Copy every line, leaving nothing out and adding nothing.
* START Material supplied *
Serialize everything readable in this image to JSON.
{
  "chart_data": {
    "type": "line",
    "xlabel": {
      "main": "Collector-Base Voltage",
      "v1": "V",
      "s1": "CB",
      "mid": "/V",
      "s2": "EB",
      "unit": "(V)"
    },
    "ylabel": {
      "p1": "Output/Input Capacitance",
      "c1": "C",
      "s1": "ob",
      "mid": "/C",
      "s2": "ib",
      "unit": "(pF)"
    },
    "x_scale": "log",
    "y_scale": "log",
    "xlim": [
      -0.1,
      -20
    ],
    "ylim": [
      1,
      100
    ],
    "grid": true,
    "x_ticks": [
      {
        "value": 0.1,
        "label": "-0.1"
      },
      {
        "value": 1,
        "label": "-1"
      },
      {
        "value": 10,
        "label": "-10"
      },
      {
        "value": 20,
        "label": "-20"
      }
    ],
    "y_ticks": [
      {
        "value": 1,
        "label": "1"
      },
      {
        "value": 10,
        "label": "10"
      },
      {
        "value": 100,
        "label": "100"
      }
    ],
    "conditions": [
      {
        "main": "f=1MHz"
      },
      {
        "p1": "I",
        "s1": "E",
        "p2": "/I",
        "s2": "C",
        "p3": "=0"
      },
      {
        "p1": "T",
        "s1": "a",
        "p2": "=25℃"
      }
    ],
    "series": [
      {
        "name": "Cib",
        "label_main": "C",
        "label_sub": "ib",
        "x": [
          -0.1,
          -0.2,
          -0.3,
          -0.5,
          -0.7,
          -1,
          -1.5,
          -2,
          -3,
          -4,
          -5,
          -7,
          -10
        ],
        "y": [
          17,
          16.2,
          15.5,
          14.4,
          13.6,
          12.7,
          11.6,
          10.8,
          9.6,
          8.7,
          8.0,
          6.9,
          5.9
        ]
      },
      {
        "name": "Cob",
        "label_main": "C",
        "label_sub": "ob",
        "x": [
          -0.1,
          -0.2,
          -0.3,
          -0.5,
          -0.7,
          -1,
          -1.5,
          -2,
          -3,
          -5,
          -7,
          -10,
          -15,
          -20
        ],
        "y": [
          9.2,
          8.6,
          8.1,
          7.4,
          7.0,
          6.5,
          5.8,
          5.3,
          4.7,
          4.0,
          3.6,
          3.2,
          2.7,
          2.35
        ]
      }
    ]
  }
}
* END Material supplied *
Solution:
Serialize everything readable in this image to JSON.
{
  "chart_data": {
    "type": "line",
    "xlabel": {
      "main": "Collector-Base Voltage",
      "v1": "V",
      "s1": "CB",
      "mid": "/V",
      "s2": "EB",
      "unit": "(V)"
    },
    "ylabel": {
      "p1": "Output/Input Capacitance",
      "c1": "C",
      "s1": "ob",
      "mid": "/C",
      "s2": "ib",
      "unit": "(pF)"
    },
    "x_scale": "log",
    "y_scale": "log",
    "xlim": [
      -0.1,
      -20
    ],
    "ylim": [
      1,
      100
    ],
    "grid": true,
    "x_ticks": [
      {
        "value": 0.1,
        "label": "-0.1"
      },
      {
        "value": 1,
        "label": "-1"
      },
      {
        "value": 10,
        "label": "-10"
      },
      {
        "value": 20,
        "label": "-20"
      }
    ],
    "y_ticks": [
      {
        "value": 1,
        "label": "1"
      },
      {
        "value": 10,
        "label": "10"
      },
      {
        "value": 100,
        "label": "100"
      }
    ],
    "conditions": [
      {
        "main": "f=1MHz"
      },
      {
        "p1": "I",
        "s1": "E",
        "p2": "/I",
        "s2": "C",
        "p3": "=0"
      },
      {
        "p1": "T",
        "s1": "a",
        "p2": "=25℃"
      }
    ],
    "series": [
      {
        "name": "Cib",
        "label_main": "C",
        "label_sub": "ib",
        "x": [
          -0.1,
          -0.2,
          -0.3,
          -0.5,
          -0.7,
          -1,
          -1.5,
          -2,
          -3,
          -4,
          -5,
          -7,
          -10
        ],
        "y": [
          17,
          16.2,
          15.5,
          14.4,
          13.6,
          12.7,
          11.6,
          10.8,
          9.6,
          8.7,
          8.0,
          6.9,
          5.9
        ]
      },
      {
        "name": "Cob",
        "label_main": "C",
        "label_sub": "ob",
        "x": [
          -0.1,
          -0.2,
          -0.3,
          -0.5,
          -0.7,
          -1,
          -1.5,
          -2,
          -3,
          -5,
          -7,
          -10,
          -15,
          -20
        ],
        "y": [
          9.2,
          8.6,
          8.1,
          7.4,
          7.0,
          6.5,
          5.8,
          5.3,
          4.7,
          4.0,
          3.6,
          3.2,
          2.7,
          2.35
        ]
      }
    ]
  }
}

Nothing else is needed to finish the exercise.